= YOUR TASK =
Locate each line in the records containing "Northern". Copy it.

BEGIN STORED DATA

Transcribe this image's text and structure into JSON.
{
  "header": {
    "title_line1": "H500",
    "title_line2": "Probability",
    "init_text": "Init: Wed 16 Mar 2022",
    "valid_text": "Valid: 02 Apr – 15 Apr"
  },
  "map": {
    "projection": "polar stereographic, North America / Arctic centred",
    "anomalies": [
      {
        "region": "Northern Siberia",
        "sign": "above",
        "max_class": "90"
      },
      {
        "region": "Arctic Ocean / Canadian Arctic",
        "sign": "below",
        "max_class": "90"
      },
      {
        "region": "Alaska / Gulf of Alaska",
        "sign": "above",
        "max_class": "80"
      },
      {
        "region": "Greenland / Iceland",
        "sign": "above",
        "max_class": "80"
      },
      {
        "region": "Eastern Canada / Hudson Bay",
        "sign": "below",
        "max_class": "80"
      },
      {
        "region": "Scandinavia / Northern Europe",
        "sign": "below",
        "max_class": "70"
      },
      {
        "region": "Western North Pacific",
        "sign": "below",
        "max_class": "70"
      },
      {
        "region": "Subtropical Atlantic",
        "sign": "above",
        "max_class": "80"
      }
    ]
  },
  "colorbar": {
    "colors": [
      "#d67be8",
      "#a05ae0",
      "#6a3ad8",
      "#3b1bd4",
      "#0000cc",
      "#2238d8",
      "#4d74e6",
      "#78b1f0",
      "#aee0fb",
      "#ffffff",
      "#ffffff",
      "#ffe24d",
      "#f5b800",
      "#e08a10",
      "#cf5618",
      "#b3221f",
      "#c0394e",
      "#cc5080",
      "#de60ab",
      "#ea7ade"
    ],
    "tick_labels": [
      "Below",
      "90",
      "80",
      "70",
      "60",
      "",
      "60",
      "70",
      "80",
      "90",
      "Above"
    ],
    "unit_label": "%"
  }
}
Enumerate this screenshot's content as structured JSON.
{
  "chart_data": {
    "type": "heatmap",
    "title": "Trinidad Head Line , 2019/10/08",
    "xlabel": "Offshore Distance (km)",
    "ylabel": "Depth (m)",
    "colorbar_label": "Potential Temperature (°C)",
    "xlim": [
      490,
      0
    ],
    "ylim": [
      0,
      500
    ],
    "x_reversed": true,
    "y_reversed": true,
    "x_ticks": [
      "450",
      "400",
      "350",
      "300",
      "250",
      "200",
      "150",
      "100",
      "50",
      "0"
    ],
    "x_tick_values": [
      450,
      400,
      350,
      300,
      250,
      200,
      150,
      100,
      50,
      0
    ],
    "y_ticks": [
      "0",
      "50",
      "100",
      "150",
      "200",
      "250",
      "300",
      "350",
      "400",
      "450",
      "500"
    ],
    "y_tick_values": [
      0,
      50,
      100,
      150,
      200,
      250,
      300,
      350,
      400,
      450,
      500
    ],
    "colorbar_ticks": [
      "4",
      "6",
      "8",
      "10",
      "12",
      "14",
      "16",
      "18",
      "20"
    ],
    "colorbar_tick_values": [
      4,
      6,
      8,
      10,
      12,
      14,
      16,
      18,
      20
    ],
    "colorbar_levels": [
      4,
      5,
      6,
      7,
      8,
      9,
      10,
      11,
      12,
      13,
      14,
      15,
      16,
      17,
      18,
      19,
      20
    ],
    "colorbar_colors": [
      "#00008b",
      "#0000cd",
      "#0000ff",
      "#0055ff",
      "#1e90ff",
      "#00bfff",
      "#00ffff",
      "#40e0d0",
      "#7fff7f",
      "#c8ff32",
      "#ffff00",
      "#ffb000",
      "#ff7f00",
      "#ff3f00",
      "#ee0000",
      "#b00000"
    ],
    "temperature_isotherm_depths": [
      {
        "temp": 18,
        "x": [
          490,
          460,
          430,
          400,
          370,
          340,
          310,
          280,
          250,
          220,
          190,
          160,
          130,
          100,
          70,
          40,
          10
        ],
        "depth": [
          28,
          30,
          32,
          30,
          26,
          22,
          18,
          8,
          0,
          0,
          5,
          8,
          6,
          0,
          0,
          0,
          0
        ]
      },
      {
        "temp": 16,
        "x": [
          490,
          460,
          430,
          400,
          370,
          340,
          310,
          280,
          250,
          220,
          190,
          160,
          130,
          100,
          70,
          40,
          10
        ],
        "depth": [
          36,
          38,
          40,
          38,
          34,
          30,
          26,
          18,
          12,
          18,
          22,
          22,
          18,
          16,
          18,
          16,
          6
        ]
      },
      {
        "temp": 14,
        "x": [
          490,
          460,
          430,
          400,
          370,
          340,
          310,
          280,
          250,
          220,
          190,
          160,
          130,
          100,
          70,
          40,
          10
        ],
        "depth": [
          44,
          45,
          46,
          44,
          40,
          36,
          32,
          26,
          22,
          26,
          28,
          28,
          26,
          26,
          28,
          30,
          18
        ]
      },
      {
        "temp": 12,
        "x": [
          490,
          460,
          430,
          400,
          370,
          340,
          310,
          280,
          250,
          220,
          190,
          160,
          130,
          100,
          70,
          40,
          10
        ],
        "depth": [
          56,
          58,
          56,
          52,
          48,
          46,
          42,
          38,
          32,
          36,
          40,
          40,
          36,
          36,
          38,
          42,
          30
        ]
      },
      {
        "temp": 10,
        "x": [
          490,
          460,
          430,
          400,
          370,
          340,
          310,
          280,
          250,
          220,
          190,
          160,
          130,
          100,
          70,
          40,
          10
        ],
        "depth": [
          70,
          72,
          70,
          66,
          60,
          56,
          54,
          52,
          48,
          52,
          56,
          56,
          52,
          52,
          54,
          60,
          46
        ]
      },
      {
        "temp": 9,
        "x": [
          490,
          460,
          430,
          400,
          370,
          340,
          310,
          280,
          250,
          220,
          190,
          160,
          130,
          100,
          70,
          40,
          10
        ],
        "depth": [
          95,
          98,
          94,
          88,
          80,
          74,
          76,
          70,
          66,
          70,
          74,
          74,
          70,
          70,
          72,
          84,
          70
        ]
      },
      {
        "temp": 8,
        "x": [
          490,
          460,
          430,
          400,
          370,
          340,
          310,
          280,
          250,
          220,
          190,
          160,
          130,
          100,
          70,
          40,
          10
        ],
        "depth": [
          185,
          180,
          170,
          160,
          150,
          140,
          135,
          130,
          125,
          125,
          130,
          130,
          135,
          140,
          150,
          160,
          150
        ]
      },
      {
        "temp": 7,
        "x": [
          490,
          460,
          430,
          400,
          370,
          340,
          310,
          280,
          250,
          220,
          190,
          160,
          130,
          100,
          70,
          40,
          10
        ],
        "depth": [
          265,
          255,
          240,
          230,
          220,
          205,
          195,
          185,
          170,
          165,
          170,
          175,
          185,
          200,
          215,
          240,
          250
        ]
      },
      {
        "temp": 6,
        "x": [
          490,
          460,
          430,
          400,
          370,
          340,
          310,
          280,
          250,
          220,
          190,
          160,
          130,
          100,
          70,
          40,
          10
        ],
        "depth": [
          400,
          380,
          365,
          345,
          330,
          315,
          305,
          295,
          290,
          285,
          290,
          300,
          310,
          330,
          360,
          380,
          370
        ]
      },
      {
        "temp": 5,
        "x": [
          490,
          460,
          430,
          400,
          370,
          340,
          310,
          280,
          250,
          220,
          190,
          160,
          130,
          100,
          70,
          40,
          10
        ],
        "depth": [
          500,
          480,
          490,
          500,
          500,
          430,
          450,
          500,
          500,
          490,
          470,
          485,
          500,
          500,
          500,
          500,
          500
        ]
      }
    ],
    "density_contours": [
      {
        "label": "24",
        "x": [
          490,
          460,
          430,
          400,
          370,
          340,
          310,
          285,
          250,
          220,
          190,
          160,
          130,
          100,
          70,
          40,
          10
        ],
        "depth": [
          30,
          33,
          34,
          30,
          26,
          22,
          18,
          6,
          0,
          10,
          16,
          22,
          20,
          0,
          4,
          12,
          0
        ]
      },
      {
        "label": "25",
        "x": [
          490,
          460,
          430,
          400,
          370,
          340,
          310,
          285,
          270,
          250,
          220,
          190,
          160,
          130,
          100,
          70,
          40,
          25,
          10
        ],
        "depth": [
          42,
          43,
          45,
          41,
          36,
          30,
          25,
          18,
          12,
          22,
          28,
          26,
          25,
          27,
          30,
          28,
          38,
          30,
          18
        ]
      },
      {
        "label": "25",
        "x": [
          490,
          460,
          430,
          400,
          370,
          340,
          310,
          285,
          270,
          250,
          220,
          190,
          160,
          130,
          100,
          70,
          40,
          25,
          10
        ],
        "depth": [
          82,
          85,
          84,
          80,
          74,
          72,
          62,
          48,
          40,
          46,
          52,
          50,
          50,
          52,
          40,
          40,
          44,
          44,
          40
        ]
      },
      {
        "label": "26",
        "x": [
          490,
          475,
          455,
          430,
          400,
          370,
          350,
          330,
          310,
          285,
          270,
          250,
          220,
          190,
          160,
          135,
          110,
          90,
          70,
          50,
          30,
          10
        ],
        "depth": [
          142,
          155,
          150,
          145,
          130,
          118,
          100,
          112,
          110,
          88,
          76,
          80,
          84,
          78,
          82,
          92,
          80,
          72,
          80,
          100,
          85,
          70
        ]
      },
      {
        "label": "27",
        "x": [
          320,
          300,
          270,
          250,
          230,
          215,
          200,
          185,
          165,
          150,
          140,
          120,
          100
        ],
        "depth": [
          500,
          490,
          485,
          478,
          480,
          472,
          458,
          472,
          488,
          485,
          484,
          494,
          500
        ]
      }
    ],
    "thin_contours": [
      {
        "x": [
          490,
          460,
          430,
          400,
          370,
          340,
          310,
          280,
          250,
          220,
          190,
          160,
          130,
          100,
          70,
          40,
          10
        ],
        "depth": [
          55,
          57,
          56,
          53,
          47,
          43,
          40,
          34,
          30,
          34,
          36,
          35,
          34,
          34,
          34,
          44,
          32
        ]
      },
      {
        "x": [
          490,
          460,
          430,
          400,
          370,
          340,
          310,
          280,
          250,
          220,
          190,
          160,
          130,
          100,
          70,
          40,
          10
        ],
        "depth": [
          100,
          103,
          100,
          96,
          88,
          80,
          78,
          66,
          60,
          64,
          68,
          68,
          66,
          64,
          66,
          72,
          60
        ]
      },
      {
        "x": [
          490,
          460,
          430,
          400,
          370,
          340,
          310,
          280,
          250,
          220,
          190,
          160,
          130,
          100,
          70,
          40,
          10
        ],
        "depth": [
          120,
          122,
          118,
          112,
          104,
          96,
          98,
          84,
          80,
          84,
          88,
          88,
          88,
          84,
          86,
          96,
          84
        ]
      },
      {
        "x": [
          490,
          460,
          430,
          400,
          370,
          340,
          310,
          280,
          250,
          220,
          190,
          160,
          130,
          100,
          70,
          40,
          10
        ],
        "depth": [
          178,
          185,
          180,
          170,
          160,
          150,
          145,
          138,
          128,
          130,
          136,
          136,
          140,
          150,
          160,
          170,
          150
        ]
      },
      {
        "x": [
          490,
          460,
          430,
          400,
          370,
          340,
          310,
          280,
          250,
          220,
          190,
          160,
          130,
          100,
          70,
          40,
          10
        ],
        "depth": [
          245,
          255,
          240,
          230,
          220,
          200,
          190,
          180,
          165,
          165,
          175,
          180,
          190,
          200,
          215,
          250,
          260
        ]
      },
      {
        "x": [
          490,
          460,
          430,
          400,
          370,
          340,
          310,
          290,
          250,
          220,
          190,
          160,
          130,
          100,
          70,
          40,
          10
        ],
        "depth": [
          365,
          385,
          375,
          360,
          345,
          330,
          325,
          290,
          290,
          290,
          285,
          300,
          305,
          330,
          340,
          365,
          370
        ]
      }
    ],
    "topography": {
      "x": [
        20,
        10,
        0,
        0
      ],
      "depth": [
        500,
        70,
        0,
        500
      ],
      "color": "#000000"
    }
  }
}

END STORED DATA

= SOLUTION TO THIS PROBLEM =
        "region": "Northern Siberia",
        "region": "Scandinavia / Northern Europe",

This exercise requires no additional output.